— Problem statement —
Print the whole listing exactly.

— Entries —
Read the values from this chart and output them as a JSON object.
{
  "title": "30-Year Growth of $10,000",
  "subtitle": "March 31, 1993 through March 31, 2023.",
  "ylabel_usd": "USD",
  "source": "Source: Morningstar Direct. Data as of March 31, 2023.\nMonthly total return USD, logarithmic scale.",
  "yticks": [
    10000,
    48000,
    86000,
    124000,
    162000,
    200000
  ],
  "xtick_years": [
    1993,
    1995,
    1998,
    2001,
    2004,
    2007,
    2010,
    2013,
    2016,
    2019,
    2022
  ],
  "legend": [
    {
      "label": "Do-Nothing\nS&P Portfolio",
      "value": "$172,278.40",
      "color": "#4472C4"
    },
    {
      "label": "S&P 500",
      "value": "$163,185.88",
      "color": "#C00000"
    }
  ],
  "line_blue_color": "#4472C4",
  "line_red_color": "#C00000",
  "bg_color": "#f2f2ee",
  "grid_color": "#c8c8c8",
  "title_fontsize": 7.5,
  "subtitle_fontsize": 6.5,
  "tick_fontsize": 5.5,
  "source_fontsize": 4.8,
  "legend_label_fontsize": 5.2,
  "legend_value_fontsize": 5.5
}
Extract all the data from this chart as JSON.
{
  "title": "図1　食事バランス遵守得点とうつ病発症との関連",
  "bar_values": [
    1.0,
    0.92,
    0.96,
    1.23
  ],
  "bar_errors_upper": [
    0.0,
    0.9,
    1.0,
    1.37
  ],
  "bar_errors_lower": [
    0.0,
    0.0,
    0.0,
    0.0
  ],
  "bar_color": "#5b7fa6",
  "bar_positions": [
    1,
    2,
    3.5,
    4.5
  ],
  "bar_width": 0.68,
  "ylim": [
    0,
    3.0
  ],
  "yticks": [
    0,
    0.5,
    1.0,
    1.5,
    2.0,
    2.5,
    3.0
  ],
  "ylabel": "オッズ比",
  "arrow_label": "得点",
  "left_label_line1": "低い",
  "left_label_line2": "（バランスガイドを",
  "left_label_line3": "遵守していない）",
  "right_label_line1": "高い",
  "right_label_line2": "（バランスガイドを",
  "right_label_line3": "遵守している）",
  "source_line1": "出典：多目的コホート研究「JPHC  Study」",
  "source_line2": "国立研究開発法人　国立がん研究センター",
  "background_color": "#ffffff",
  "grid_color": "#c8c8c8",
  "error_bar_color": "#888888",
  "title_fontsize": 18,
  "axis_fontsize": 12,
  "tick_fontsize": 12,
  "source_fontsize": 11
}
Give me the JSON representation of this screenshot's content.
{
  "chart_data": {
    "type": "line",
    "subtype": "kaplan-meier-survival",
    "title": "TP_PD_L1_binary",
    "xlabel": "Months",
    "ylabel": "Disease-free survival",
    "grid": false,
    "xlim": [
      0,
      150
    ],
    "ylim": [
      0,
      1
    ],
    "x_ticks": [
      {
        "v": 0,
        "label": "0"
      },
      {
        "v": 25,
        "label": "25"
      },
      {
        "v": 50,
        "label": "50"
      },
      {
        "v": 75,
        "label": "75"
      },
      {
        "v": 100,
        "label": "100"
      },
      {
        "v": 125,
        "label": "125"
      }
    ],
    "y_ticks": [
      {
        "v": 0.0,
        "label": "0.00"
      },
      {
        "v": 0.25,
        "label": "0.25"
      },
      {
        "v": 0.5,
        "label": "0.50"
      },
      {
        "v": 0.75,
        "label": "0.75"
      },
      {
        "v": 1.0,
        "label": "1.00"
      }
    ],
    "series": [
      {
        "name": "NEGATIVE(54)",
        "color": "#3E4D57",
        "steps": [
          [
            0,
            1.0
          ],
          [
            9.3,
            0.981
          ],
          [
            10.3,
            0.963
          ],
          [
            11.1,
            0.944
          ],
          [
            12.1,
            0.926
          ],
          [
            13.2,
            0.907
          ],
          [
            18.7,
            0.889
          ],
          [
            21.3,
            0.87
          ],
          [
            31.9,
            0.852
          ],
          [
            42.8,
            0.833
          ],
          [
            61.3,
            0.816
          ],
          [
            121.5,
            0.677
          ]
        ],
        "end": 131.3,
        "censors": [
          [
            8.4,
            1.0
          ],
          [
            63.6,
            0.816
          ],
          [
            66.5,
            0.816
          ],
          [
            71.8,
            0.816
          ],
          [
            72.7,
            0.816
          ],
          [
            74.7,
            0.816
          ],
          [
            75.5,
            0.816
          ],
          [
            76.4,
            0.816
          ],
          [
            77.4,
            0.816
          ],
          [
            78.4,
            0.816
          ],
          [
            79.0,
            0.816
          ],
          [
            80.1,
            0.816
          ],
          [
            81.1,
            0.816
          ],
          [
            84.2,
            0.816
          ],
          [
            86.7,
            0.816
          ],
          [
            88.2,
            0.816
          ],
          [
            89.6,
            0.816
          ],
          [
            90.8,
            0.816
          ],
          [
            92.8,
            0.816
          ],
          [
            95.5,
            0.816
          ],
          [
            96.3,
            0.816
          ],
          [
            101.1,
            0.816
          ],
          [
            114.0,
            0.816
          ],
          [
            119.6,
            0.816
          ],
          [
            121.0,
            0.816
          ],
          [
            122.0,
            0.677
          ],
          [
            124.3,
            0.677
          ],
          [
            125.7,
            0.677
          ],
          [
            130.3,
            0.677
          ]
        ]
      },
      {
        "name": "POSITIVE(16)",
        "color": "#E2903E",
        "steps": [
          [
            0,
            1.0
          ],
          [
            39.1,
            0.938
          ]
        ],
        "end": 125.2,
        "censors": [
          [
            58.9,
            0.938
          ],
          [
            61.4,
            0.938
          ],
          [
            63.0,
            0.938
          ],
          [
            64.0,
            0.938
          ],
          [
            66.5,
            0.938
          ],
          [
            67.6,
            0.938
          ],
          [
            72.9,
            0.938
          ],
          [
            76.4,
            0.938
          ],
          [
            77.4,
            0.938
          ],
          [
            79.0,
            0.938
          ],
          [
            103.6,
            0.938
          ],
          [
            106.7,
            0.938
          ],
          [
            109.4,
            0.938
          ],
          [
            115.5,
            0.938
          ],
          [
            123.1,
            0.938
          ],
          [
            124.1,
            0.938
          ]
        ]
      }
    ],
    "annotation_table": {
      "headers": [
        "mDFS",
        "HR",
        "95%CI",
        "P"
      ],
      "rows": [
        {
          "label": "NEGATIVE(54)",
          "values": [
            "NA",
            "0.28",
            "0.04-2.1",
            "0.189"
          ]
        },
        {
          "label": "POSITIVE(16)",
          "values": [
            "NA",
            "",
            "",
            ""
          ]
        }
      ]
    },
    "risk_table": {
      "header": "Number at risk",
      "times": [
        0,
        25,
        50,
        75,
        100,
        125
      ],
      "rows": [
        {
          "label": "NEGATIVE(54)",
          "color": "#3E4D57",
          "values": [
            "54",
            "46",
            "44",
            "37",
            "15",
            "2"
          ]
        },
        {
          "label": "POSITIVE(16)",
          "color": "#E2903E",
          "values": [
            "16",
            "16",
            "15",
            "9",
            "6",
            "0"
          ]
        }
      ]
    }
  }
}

— Answer below —
Read the values from this chart and output them as a JSON object.
{
  "title": "30-Year Growth of $10,000",
  "subtitle": "March 31, 1993 through March 31, 2023.",
  "ylabel_usd": "USD",
  "source": "Source: Morningstar Direct. Data as of March 31, 2023.\nMonthly total return USD, logarithmic scale.",
  "yticks": [
    10000,
    48000,
    86000,
    124000,
    162000,
    200000
  ],
  "xtick_years": [
    1993,
    1995,
    1998,
    2001,
    2004,
    2007,
    2010,
    2013,
    2016,
    2019,
    2022
  ],
  "legend": [
    {
      "label": "Do-Nothing\nS&P Portfolio",
      "value": "$172,278.40",
      "color": "#4472C4"
    },
    {
      "label": "S&P 500",
      "value": "$163,185.88",
      "color": "#C00000"
    }
  ],
  "line_blue_color": "#4472C4",
  "line_red_color": "#C00000",
  "bg_color": "#f2f2ee",
  "grid_color": "#c8c8c8",
  "title_fontsize": 7.5,
  "subtitle_fontsize": 6.5,
  "tick_fontsize": 5.5,
  "source_fontsize": 4.8,
  "legend_label_fontsize": 5.2,
  "legend_value_fontsize": 5.5
}
Extract all the data from this chart as JSON.
{
  "title": "図1　食事バランス遵守得点とうつ病発症との関連",
  "bar_values": [
    1.0,
    0.92,
    0.96,
    1.23
  ],
  "bar_errors_upper": [
    0.0,
    0.9,
    1.0,
    1.37
  ],
  "bar_errors_lower": [
    0.0,
    0.0,
    0.0,
    0.0
  ],
  "bar_color": "#5b7fa6",
  "bar_positions": [
    1,
    2,
    3.5,
    4.5
  ],
  "bar_width": 0.68,
  "ylim": [
    0,
    3.0
  ],
  "yticks": [
    0,
    0.5,
    1.0,
    1.5,
    2.0,
    2.5,
    3.0
  ],
  "ylabel": "オッズ比",
  "arrow_label": "得点",
  "left_label_line1": "低い",
  "left_label_line2": "（バランスガイドを",
  "left_label_line3": "遵守していない）",
  "right_label_line1": "高い",
  "right_label_line2": "（バランスガイドを",
  "right_label_line3": "遵守している）",
  "source_line1": "出典：多目的コホート研究「JPHC  Study」",
  "source_line2": "国立研究開発法人　国立がん研究センター",
  "background_color": "#ffffff",
  "grid_color": "#c8c8c8",
  "error_bar_color": "#888888",
  "title_fontsize": 18,
  "axis_fontsize": 12,
  "tick_fontsize": 12,
  "source_fontsize": 11
}
Give me the JSON representation of this screenshot's content.
{
  "chart_data": {
    "type": "line",
    "subtype": "kaplan-meier-survival",
    "title": "TP_PD_L1_binary",
    "xlabel": "Months",
    "ylabel": "Disease-free survival",
    "grid": false,
    "xlim": [
      0,
      150
    ],
    "ylim": [
      0,
      1
    ],
    "x_ticks": [
      {
        "v": 0,
        "label": "0"
      },
      {
        "v": 25,
        "label": "25"
      },
      {
        "v": 50,
        "label": "50"
      },
      {
        "v": 75,
        "label": "75"
      },
      {
        "v": 100,
        "label": "100"
      },
      {
        "v": 125,
        "label": "125"
      }
    ],
    "y_ticks": [
      {
        "v": 0.0,
        "label": "0.00"
      },
      {
        "v": 0.25,
        "label": "0.25"
      },
      {
        "v": 0.5,
        "label": "0.50"
      },
      {
        "v": 0.75,
        "label": "0.75"
      },
      {
        "v": 1.0,
        "label": "1.00"
      }
    ],
    "series": [
      {
        "name": "NEGATIVE(54)",
        "color": "#3E4D57",
        "steps": [
          [
            0,
            1.0
          ],
          [
            9.3,
            0.981
          ],
          [
            10.3,
            0.963
          ],
          [
            11.1,
            0.944
          ],
          [
            12.1,
            0.926
          ],
          [
            13.2,
            0.907
          ],
          [
            18.7,
            0.889
          ],
          [
            21.3,
            0.87
          ],
          [
            31.9,
            0.852
          ],
          [
            42.8,
            0.833
          ],
          [
            61.3,
            0.816
          ],
          [
            121.5,
            0.677
          ]
        ],
        "end": 131.3,
        "censors": [
          [
            8.4,
            1.0
          ],
          [
            63.6,
            0.816
          ],
          [
            66.5,
            0.816
          ],
          [
            71.8,
            0.816
          ],
          [
            72.7,
            0.816
          ],
          [
            74.7,
            0.816
          ],
          [
            75.5,
            0.816
          ],
          [
            76.4,
            0.816
          ],
          [
            77.4,
            0.816
          ],
          [
            78.4,
            0.816
          ],
          [
            79.0,
            0.816
          ],
          [
            80.1,
            0.816
          ],
          [
            81.1,
            0.816
          ],
          [
            84.2,
            0.816
          ],
          [
            86.7,
            0.816
          ],
          [
            88.2,
            0.816
          ],
          [
            89.6,
            0.816
          ],
          [
            90.8,
            0.816
          ],
          [
            92.8,
            0.816
          ],
          [
            95.5,
            0.816
          ],
          [
            96.3,
            0.816
          ],
          [
            101.1,
            0.816
          ],
          [
            114.0,
            0.816
          ],
          [
            119.6,
            0.816
          ],
          [
            121.0,
            0.816
          ],
          [
            122.0,
            0.677
          ],
          [
            124.3,
            0.677
          ],
          [
            125.7,
            0.677
          ],
          [
            130.3,
            0.677
          ]
        ]
      },
      {
        "name": "POSITIVE(16)",
        "color": "#E2903E",
        "steps": [
          [
            0,
            1.0
          ],
          [
            39.1,
            0.938
          ]
        ],
        "end": 125.2,
        "censors": [
          [
            58.9,
            0.938
          ],
          [
            61.4,
            0.938
          ],
          [
            63.0,
            0.938
          ],
          [
            64.0,
            0.938
          ],
          [
            66.5,
            0.938
          ],
          [
            67.6,
            0.938
          ],
          [
            72.9,
            0.938
          ],
          [
            76.4,
            0.938
          ],
          [
            77.4,
            0.938
          ],
          [
            79.0,
            0.938
          ],
          [
            103.6,
            0.938
          ],
          [
            106.7,
            0.938
          ],
          [
            109.4,
            0.938
          ],
          [
            115.5,
            0.938
          ],
          [
            123.1,
            0.938
          ],
          [
            124.1,
            0.938
          ]
        ]
      }
    ],
    "annotation_table": {
      "headers": [
        "mDFS",
        "HR",
        "95%CI",
        "P"
      ],
      "rows": [
        {
          "label": "NEGATIVE(54)",
          "values": [
            "NA",
            "0.28",
            "0.04-2.1",
            "0.189"
          ]
        },
        {
          "label": "POSITIVE(16)",
          "values": [
            "NA",
            "",
            "",
            ""
          ]
        }
      ]
    },
    "risk_table": {
      "header": "Number at risk",
      "times": [
        0,
        25,
        50,
        75,
        100,
        125
      ],
      "rows": [
        {
          "label": "NEGATIVE(54)",
          "color": "#3E4D57",
          "values": [
            "54",
            "46",
            "44",
            "37",
            "15",
            "2"
          ]
        },
        {
          "label": "POSITIVE(16)",
          "color": "#E2903E",
          "values": [
            "16",
            "16",
            "15",
            "9",
            "6",
            "0"
          ]
        }
      ]
    }
  }
}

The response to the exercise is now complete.